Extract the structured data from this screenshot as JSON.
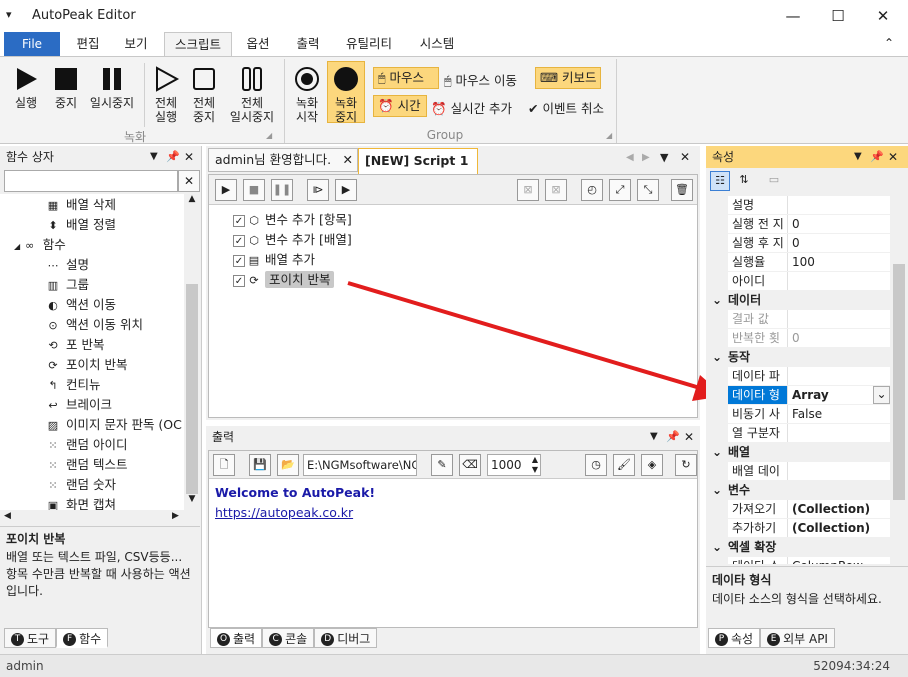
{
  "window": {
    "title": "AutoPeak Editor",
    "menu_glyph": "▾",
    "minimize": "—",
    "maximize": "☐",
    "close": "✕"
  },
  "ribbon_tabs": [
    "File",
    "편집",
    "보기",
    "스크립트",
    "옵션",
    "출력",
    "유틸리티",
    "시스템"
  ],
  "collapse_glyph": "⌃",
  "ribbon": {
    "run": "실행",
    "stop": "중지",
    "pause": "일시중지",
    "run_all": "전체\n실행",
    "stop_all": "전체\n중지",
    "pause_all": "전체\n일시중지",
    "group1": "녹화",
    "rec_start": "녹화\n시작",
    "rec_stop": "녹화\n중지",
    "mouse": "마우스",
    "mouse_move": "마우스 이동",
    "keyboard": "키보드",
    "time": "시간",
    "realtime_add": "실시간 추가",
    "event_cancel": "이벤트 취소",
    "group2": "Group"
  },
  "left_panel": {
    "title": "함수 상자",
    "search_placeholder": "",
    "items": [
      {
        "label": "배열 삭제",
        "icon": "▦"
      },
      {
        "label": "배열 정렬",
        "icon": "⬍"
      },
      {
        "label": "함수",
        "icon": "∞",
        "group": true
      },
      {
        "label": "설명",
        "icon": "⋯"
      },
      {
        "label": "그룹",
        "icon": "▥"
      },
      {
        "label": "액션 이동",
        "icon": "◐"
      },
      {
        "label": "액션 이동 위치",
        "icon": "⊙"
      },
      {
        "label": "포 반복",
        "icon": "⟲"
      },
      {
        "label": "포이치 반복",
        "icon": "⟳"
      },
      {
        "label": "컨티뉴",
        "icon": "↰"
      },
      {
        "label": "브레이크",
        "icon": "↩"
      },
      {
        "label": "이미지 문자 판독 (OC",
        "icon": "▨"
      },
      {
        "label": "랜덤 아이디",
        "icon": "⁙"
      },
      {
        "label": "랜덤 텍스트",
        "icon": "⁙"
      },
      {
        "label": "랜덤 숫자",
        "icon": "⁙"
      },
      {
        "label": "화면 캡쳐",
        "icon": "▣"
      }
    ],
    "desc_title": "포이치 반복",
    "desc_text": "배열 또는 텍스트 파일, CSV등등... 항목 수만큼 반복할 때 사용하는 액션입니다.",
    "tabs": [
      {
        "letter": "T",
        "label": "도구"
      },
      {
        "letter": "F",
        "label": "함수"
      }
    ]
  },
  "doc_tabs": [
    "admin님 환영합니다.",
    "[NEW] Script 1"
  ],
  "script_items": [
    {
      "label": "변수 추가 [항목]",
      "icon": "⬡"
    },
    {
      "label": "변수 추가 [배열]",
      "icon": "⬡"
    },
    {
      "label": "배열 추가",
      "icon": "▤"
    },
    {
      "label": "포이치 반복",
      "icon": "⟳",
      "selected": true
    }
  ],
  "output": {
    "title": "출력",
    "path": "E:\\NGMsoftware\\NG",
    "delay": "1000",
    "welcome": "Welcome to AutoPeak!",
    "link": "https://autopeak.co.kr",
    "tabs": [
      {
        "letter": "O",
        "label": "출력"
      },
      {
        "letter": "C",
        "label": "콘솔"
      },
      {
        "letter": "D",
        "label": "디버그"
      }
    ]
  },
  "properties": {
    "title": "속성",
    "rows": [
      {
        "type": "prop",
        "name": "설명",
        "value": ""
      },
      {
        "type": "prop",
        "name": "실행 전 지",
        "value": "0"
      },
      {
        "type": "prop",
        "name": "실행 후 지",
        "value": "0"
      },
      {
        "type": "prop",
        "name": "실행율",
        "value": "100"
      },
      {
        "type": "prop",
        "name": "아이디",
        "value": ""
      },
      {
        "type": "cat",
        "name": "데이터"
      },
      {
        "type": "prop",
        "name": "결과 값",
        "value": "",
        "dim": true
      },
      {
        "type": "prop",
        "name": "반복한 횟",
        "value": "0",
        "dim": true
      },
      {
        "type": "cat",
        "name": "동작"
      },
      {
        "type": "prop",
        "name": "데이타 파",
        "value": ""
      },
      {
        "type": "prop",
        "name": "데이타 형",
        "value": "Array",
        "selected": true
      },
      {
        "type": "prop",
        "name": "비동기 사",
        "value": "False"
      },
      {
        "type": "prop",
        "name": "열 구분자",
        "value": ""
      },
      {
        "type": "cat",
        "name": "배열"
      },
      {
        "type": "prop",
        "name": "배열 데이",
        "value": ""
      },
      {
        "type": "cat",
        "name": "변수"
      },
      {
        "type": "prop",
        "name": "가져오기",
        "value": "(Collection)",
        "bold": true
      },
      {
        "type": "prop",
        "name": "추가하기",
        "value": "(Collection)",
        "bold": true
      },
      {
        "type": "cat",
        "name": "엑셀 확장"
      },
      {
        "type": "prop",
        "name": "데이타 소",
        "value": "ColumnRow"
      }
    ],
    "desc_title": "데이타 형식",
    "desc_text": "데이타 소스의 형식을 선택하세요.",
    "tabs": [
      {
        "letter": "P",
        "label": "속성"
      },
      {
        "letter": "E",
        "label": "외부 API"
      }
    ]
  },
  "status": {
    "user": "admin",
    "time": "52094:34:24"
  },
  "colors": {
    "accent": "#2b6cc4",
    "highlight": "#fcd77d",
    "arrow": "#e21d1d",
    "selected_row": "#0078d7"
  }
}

· · · · · · ·

Task brief ▸
From the material above, gather all lines that include the string "true" and copy them.

Response for this exercise ▸
        "group": true
      "selected": true
        "dim": true
        "dim": true
        "selected": true
        "bold": true
        "bold": true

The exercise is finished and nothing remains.